§ **Direction**:
In the entries below, count every line with the word "name". Return only the count.
-- start of Material provided --
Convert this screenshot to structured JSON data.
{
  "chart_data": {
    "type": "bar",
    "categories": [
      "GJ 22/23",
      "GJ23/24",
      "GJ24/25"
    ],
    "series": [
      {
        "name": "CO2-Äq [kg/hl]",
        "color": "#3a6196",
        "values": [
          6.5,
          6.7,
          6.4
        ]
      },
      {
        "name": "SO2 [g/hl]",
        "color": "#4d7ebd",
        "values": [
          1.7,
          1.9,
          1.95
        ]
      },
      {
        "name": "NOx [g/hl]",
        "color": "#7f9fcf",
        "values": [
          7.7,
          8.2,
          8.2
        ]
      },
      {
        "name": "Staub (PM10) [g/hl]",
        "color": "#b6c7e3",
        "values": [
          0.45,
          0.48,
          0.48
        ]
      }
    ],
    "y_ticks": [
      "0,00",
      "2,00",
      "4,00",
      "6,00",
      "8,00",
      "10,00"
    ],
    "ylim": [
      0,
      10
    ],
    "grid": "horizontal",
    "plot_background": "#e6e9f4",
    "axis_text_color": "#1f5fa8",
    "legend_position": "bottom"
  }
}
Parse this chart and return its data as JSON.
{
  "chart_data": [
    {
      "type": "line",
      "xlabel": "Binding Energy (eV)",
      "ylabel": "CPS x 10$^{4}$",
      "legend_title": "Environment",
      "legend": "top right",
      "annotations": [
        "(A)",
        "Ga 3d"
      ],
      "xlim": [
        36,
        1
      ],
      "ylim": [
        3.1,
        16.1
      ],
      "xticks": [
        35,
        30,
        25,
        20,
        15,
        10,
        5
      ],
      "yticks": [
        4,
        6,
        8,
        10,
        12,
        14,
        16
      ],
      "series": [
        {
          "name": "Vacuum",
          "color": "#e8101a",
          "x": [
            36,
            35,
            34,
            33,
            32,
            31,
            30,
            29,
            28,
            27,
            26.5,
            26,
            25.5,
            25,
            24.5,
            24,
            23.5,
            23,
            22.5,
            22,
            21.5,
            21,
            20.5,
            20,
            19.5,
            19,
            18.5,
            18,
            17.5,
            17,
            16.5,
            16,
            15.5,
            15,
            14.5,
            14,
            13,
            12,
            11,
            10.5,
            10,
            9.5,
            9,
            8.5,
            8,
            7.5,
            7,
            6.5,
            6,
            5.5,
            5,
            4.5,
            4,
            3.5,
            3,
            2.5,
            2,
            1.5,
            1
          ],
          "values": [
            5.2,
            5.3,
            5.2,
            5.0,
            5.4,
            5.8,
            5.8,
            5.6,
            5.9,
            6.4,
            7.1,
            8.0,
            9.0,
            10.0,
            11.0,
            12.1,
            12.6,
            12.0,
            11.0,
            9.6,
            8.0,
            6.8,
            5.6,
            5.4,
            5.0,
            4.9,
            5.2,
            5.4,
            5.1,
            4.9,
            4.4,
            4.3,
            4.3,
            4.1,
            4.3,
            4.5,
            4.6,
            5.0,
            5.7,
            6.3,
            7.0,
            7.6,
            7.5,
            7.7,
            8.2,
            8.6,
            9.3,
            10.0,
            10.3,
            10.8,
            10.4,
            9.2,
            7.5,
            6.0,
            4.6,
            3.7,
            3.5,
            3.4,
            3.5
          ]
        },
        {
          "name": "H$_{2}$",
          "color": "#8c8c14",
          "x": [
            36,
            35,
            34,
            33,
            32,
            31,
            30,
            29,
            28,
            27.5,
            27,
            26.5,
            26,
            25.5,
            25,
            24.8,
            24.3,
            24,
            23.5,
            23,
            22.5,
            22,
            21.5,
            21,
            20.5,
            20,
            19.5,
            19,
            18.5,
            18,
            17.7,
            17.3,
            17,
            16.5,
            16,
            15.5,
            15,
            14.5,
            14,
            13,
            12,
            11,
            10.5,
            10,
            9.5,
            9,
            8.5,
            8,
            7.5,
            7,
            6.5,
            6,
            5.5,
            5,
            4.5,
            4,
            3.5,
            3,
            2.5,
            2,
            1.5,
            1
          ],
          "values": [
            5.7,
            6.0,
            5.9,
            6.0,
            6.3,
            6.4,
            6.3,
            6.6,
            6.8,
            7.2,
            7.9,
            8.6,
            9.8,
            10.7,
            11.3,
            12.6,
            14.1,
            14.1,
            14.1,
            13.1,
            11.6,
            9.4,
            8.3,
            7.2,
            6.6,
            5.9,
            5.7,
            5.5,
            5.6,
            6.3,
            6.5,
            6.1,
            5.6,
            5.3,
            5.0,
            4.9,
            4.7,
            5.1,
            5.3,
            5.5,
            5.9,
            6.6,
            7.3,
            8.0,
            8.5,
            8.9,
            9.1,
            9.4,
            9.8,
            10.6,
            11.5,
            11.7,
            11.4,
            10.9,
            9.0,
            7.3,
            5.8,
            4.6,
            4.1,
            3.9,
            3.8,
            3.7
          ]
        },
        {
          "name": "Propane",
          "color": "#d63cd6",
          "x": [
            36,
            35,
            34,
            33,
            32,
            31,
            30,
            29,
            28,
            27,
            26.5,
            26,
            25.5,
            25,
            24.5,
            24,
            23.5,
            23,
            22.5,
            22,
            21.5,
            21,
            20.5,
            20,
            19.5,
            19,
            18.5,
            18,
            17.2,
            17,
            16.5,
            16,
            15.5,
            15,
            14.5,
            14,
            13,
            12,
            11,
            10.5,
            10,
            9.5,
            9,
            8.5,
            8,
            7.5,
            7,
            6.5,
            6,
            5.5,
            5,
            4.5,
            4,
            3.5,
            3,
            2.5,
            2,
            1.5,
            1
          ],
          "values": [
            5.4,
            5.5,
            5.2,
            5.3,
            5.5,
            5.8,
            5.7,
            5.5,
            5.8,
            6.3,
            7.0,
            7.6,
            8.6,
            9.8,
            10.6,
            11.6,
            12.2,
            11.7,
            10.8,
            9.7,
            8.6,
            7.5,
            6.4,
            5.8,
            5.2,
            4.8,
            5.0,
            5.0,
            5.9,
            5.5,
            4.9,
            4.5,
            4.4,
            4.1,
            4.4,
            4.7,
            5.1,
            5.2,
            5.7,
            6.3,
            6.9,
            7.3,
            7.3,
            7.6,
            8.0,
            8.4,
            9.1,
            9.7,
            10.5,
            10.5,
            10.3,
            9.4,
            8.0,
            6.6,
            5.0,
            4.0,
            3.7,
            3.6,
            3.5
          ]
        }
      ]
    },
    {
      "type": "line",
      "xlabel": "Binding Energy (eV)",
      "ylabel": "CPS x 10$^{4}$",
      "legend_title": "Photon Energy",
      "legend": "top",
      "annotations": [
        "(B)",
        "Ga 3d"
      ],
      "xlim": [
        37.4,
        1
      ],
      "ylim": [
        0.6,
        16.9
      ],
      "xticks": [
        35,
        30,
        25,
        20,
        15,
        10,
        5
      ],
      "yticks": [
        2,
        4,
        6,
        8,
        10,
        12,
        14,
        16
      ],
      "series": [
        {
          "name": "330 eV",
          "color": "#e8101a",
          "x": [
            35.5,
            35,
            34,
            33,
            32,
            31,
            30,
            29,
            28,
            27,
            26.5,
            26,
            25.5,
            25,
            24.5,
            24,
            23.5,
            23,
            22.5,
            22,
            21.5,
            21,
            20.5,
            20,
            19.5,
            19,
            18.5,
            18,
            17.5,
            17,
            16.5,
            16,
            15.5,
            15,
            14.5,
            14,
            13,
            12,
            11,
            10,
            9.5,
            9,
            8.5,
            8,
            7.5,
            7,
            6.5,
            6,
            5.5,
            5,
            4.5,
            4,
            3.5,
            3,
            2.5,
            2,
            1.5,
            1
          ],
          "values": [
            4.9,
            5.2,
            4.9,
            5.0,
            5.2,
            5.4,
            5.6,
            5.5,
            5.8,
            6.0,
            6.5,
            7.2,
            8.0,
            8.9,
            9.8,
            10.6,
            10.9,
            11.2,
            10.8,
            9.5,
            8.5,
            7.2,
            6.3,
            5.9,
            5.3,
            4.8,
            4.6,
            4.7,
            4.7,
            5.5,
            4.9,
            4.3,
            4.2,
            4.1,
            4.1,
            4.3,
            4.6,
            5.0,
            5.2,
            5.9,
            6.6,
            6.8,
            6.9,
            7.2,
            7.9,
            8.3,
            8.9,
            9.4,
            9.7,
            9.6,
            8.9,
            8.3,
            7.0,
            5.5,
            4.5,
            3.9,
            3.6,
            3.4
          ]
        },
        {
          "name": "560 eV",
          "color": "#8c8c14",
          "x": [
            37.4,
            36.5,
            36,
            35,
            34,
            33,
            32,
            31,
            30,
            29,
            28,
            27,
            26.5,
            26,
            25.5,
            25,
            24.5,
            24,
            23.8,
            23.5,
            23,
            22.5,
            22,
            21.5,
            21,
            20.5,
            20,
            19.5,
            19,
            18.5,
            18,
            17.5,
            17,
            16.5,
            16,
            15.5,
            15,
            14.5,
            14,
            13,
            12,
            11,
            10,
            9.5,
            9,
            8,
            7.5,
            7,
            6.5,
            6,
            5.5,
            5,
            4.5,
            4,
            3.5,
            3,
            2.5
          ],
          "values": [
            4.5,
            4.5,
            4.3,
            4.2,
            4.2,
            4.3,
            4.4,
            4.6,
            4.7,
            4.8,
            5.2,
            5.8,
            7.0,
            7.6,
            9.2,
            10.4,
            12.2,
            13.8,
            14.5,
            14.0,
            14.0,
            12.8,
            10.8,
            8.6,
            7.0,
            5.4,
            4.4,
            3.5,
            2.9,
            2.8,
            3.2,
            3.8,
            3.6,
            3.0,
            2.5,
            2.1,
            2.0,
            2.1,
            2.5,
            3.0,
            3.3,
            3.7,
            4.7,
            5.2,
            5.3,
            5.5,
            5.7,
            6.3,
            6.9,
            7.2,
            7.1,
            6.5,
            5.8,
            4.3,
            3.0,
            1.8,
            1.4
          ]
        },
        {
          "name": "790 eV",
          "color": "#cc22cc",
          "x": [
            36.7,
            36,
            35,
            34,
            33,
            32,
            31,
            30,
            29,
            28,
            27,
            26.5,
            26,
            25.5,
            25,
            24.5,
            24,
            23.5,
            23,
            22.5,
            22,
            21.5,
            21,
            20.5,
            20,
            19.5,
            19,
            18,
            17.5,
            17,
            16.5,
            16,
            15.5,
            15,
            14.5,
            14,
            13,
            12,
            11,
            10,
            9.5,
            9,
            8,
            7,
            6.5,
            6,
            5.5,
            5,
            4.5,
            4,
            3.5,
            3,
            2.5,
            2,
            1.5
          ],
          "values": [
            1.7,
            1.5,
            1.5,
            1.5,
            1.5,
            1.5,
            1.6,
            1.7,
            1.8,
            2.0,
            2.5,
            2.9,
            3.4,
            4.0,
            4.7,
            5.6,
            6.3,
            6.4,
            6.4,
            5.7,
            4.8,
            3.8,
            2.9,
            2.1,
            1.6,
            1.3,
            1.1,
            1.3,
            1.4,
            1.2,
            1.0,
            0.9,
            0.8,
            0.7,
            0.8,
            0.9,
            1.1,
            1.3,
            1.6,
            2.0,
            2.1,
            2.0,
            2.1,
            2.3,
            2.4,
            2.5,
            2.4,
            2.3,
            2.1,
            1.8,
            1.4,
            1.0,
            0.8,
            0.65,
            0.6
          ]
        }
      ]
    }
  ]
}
-- end of Material provided --
§ **Complete response**:
10